## What to work on
Scan the records below. List lines holding "data".

## The records
◇ ◇ ◇
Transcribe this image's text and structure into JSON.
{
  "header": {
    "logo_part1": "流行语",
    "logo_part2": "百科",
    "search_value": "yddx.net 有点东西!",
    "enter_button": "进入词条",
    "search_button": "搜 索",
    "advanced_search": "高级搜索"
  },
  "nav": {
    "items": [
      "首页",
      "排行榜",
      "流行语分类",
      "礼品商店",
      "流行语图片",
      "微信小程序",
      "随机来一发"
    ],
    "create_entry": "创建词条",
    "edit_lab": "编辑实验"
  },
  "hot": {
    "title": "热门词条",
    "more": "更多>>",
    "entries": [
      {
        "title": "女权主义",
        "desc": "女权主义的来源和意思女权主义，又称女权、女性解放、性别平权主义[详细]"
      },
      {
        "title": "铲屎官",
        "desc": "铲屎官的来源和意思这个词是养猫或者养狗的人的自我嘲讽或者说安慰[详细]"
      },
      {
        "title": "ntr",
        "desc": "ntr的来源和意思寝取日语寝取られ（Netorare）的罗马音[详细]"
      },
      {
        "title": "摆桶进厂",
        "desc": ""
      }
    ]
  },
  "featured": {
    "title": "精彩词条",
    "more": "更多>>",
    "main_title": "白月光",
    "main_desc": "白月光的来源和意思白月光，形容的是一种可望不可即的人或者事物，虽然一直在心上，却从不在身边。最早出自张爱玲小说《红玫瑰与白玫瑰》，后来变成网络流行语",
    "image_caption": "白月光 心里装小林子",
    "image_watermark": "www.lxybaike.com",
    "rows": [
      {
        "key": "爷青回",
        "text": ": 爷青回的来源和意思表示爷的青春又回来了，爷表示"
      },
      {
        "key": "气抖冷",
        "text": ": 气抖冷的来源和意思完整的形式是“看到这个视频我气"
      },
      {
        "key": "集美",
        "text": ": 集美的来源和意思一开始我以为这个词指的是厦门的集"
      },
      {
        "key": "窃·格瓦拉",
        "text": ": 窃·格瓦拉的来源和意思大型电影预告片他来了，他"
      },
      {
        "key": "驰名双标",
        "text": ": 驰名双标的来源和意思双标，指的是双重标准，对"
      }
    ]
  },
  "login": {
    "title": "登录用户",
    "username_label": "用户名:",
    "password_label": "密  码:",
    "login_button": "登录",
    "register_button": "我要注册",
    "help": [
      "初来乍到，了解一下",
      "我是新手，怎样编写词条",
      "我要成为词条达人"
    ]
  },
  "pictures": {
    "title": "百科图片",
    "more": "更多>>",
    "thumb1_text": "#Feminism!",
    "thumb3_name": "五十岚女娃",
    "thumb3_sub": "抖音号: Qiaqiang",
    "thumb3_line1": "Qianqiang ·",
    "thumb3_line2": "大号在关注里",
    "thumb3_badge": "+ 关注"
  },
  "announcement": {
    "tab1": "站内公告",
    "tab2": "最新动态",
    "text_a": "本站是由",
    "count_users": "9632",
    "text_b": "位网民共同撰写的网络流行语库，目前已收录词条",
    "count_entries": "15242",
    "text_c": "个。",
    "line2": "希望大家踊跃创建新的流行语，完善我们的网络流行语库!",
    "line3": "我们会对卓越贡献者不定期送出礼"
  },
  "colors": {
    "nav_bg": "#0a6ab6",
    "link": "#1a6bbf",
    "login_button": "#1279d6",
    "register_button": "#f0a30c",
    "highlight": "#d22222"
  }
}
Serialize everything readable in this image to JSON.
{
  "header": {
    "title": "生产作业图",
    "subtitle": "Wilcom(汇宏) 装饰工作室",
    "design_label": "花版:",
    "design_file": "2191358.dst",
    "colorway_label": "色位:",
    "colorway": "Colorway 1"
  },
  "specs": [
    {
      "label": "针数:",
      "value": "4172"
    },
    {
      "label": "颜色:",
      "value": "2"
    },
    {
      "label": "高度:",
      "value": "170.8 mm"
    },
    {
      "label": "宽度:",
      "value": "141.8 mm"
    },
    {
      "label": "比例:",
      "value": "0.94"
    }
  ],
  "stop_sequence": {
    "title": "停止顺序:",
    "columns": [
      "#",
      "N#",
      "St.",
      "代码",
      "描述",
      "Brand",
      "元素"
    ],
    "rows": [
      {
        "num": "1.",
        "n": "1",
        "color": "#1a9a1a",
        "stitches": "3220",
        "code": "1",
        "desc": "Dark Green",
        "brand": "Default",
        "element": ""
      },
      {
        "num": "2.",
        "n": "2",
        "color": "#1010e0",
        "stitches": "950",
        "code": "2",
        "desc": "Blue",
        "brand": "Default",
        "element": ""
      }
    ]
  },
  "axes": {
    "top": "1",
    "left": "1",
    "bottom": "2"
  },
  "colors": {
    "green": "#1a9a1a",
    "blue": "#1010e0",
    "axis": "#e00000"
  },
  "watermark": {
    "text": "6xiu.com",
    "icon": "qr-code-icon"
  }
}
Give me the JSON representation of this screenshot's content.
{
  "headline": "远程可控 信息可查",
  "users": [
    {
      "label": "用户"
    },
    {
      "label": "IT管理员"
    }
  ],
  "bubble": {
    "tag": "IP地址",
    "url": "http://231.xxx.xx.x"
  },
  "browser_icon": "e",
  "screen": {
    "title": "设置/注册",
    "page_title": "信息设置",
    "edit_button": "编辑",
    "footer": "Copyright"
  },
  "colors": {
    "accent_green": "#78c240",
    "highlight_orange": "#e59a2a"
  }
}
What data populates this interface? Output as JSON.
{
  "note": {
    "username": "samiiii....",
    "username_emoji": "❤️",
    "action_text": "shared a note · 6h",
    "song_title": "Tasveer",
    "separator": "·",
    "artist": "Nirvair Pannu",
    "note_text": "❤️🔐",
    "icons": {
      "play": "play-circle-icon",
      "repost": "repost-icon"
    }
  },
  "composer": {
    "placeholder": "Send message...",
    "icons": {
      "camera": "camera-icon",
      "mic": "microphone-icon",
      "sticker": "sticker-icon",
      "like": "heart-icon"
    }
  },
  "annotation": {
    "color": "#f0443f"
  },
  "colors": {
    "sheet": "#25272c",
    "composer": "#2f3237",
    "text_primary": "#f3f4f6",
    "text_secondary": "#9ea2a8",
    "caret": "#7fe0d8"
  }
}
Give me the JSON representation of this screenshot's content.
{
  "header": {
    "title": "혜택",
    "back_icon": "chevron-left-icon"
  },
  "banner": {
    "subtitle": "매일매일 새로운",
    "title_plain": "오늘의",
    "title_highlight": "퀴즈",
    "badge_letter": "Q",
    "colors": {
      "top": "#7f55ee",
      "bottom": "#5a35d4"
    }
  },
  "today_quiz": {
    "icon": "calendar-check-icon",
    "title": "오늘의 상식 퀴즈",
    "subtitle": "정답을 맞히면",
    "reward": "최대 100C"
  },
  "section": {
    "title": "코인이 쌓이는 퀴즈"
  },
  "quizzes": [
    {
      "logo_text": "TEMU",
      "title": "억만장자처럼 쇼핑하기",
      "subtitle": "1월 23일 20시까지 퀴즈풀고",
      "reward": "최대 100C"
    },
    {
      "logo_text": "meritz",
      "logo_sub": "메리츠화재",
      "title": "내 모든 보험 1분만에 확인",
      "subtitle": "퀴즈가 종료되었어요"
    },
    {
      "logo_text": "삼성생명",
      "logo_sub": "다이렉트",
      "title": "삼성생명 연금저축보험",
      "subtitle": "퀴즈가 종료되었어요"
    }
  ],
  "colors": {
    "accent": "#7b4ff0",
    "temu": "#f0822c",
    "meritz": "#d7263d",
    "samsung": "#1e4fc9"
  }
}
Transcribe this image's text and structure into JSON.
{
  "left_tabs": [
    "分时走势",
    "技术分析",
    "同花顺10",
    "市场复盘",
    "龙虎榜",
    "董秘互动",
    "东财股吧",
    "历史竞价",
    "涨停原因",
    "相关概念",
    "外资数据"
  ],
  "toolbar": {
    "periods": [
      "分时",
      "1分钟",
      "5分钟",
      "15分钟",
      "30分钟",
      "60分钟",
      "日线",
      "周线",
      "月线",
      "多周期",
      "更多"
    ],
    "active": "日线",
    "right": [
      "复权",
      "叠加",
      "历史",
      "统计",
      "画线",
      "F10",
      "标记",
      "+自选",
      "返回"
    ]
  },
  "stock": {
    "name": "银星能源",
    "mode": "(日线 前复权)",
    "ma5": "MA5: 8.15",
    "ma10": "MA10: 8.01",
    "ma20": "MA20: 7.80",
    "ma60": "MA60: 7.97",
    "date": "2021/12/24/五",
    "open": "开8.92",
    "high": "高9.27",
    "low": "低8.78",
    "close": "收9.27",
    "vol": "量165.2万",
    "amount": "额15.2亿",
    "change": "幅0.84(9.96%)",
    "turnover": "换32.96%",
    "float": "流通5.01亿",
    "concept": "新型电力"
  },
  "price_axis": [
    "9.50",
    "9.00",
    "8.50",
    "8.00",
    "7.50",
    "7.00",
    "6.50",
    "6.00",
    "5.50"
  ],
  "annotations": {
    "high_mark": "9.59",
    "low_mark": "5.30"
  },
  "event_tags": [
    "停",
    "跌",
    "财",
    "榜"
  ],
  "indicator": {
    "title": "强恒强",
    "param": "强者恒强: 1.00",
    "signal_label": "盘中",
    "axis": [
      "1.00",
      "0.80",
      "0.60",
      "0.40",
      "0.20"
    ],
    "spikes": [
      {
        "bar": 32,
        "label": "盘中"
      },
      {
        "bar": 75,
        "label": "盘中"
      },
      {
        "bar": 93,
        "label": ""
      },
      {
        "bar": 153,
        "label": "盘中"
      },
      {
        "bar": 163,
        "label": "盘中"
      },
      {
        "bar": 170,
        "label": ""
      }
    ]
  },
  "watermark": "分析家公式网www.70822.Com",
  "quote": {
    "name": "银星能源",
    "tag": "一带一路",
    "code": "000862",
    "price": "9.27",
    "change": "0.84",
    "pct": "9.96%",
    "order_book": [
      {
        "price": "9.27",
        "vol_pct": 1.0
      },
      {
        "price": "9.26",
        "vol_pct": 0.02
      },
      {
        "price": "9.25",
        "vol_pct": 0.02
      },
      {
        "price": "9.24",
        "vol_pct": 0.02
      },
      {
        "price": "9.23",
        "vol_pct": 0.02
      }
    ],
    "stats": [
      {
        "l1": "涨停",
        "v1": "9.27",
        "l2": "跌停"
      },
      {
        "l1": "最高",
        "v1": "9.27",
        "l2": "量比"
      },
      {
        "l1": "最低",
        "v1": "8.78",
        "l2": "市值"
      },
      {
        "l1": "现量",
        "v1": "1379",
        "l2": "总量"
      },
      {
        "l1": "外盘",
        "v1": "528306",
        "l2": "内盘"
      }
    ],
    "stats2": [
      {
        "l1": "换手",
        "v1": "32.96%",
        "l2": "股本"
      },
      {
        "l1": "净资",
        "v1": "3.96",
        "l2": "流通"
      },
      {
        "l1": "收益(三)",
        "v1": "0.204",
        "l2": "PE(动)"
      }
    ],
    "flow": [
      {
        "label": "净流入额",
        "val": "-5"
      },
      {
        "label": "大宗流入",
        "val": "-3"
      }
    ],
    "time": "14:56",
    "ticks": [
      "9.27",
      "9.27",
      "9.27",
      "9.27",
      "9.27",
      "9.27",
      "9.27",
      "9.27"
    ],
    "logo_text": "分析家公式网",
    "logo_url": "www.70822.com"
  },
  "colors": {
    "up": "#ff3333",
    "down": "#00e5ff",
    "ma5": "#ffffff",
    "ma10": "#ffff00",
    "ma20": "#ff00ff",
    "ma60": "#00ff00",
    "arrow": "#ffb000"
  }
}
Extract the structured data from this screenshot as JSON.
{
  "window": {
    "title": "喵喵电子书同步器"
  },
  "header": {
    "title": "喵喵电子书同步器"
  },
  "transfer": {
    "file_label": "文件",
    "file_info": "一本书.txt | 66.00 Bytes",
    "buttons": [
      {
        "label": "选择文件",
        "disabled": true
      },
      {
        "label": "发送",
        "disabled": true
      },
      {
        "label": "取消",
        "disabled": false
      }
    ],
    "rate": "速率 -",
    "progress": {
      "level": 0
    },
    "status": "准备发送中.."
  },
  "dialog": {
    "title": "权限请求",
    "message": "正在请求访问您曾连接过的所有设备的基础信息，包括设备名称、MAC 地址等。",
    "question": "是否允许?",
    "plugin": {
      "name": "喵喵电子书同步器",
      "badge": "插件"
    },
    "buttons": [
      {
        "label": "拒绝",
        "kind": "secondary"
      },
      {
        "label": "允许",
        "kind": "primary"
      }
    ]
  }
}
◇ ◇ ◇
## Solution for this task
What data populates this interface? Output as JSON.
Extract the structured data from this screenshot as JSON.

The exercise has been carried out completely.